[Bounding box annotations]
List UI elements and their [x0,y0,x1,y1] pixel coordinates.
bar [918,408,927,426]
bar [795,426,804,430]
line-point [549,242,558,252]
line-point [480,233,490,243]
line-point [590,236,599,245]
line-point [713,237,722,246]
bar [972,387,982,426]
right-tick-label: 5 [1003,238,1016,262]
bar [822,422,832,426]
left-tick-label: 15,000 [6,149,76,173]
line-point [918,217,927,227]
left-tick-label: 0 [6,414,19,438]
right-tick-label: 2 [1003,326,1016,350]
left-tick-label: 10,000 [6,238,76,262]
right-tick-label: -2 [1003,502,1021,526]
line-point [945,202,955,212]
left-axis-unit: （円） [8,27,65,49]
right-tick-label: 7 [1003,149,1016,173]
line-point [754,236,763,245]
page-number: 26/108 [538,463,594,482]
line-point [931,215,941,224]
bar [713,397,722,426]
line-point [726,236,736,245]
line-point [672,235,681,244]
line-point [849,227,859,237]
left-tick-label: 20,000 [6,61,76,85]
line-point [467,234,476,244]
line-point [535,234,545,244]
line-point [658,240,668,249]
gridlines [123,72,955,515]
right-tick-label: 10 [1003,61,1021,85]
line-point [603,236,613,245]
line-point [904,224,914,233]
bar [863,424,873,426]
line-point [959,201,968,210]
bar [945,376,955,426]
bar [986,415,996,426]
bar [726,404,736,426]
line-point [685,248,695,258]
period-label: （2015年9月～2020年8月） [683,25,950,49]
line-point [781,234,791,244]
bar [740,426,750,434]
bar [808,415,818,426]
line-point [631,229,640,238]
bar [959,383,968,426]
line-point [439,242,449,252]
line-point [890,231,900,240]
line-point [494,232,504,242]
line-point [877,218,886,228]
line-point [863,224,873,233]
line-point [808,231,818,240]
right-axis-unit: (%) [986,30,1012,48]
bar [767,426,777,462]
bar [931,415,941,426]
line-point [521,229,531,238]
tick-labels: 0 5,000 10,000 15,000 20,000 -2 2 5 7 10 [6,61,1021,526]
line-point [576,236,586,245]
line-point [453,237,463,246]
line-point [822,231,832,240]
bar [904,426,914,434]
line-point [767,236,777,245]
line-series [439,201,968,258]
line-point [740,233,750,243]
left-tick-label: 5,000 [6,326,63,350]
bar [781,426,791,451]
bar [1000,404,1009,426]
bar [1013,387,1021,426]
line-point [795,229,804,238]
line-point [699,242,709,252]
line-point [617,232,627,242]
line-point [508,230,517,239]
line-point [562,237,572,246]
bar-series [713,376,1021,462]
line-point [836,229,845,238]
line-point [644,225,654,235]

● EXERCISE INSTRUCTIONS: Extract each line from the entries above that contains the string "right".

● EXERCISE RESPONSE:
right-tick-label: 5 [1003,238,1016,262]
right-tick-label: 2 [1003,326,1016,350]
right-tick-label: -2 [1003,502,1021,526]
right-tick-label: 7 [1003,149,1016,173]
right-tick-label: 10 [1003,61,1021,85]
right-axis-unit: (%) [986,30,1012,48]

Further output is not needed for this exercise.